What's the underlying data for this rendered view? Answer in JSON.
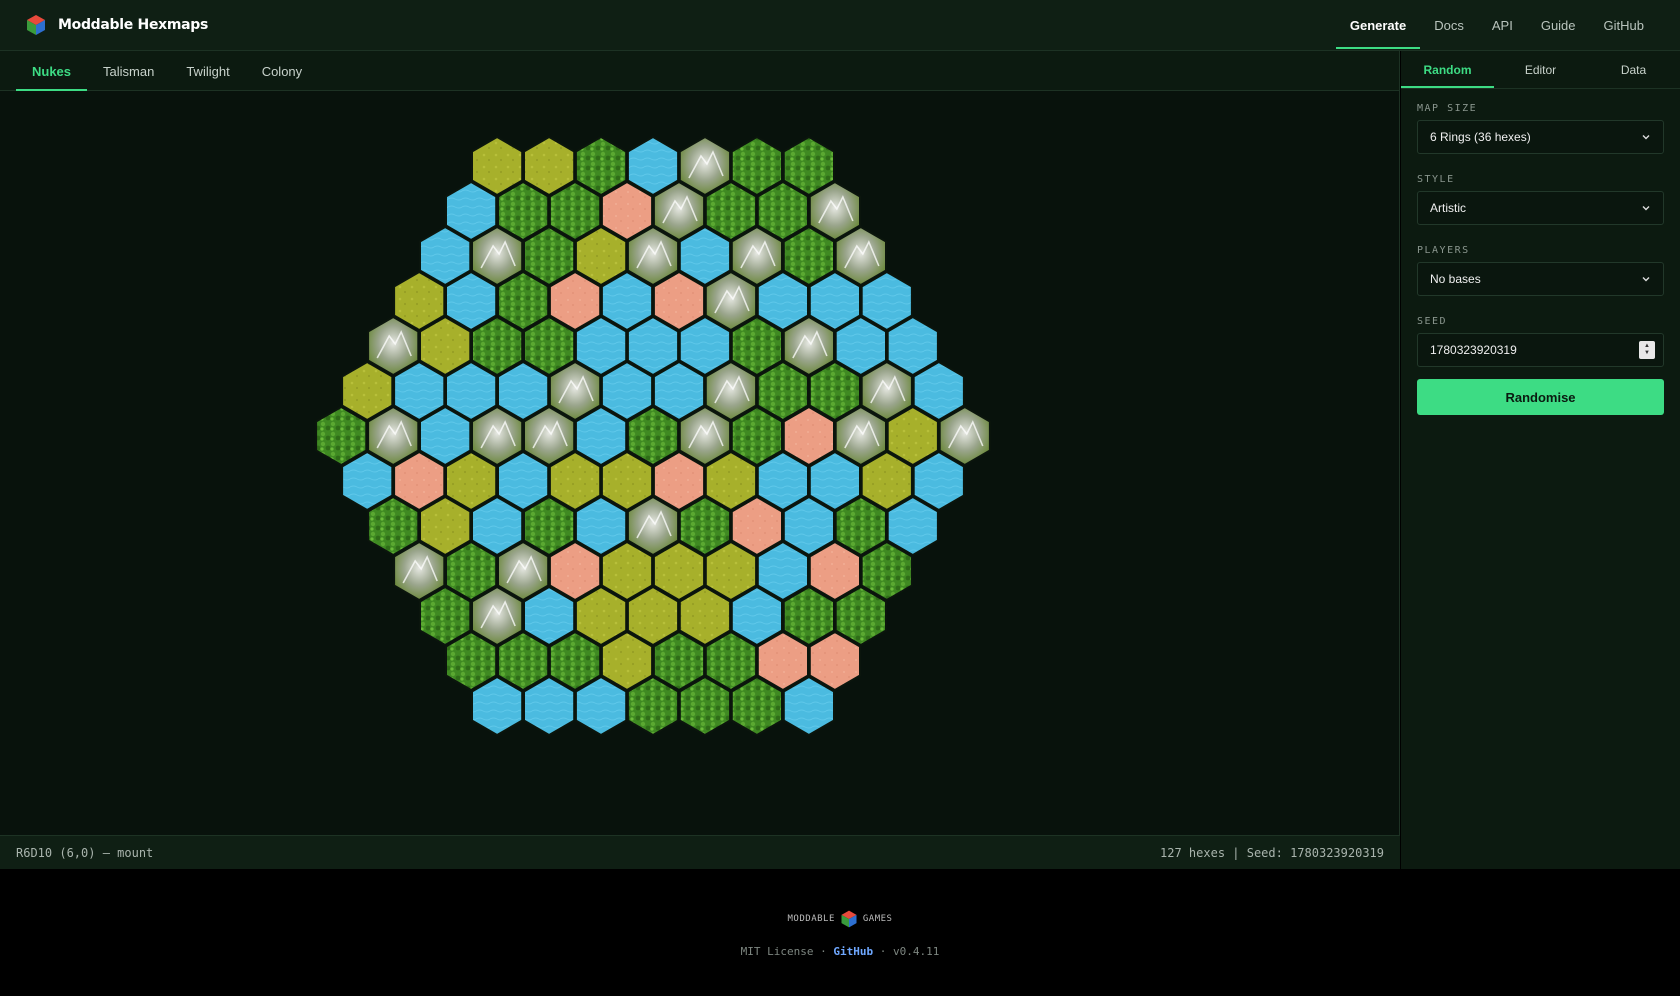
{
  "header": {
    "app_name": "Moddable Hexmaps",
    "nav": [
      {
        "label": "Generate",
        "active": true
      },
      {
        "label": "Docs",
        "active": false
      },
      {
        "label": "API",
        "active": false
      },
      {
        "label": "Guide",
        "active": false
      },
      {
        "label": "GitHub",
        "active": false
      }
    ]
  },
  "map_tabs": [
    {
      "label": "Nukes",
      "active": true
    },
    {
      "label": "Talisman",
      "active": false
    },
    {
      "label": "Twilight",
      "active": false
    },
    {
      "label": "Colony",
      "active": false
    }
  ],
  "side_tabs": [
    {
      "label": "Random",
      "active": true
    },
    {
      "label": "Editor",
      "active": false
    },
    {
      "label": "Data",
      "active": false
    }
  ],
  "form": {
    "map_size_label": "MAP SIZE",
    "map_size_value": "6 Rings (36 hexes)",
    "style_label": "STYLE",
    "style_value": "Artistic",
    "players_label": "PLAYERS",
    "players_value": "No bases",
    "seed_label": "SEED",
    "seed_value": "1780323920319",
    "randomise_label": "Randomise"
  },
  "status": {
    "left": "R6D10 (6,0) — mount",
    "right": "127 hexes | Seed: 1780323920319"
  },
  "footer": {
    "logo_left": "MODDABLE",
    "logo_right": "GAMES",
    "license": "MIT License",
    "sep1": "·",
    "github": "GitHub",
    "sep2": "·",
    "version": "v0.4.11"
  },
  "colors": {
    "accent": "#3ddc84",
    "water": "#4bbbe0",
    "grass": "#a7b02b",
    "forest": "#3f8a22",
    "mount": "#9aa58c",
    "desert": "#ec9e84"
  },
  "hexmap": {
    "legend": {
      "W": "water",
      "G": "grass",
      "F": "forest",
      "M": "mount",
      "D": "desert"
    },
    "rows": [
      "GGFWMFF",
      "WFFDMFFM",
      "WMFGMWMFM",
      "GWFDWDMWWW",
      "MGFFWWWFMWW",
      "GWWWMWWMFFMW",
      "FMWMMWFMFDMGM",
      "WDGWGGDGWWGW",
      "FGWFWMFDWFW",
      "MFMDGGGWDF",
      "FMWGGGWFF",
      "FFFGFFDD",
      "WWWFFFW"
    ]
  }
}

━━━━

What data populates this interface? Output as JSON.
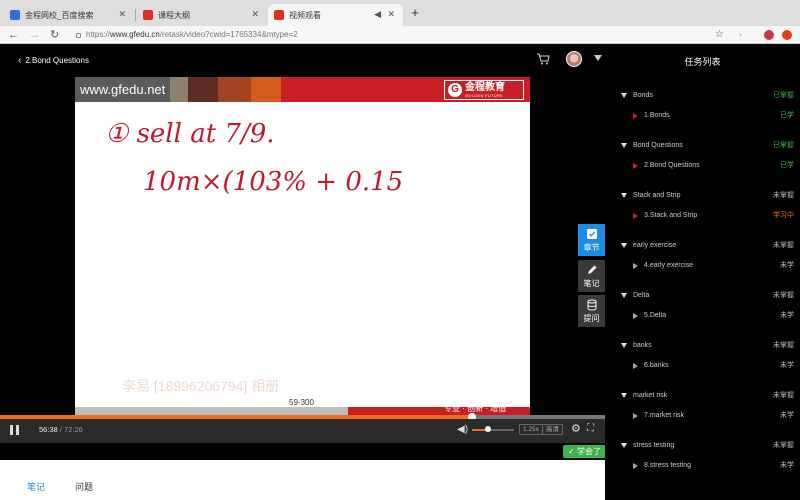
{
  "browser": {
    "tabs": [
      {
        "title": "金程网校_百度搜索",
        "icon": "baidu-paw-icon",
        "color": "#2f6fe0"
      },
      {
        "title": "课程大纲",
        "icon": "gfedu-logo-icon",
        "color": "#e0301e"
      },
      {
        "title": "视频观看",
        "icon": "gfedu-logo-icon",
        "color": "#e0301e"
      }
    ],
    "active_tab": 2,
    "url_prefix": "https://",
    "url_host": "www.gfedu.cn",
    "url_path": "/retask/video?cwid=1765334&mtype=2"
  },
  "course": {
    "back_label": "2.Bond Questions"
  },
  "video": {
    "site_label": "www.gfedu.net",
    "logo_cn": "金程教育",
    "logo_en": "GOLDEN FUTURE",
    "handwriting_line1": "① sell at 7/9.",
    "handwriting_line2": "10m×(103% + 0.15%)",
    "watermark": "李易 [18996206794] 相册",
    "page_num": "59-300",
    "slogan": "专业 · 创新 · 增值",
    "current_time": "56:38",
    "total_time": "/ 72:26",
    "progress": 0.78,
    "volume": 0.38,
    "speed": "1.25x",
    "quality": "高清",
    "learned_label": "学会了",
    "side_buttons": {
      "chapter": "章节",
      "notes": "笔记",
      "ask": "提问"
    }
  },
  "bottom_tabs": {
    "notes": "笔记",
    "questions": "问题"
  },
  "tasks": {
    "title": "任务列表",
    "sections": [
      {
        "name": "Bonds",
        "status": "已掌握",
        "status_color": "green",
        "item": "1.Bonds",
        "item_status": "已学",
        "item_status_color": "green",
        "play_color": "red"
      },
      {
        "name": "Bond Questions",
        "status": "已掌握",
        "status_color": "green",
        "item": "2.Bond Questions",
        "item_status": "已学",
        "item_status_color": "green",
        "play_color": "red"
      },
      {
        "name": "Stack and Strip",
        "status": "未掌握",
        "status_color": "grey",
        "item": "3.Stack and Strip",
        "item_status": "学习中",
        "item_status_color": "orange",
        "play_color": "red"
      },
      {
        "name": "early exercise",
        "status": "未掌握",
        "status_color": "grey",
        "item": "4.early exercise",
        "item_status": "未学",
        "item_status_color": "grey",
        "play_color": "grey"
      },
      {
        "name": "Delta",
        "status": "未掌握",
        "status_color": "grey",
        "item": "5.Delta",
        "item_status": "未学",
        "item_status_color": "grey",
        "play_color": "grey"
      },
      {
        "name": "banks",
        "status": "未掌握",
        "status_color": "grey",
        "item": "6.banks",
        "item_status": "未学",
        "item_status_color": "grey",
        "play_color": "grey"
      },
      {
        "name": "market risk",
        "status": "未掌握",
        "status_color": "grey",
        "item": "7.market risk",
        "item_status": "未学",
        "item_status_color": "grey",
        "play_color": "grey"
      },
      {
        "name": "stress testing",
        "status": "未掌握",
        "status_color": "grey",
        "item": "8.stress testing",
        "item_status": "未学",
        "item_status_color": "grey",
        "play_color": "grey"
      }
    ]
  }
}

━━━━

The exercise —
Copy out every line from the records that has the word "early".

Result below —
        "name": "early exercise",
        "item": "4.early exercise",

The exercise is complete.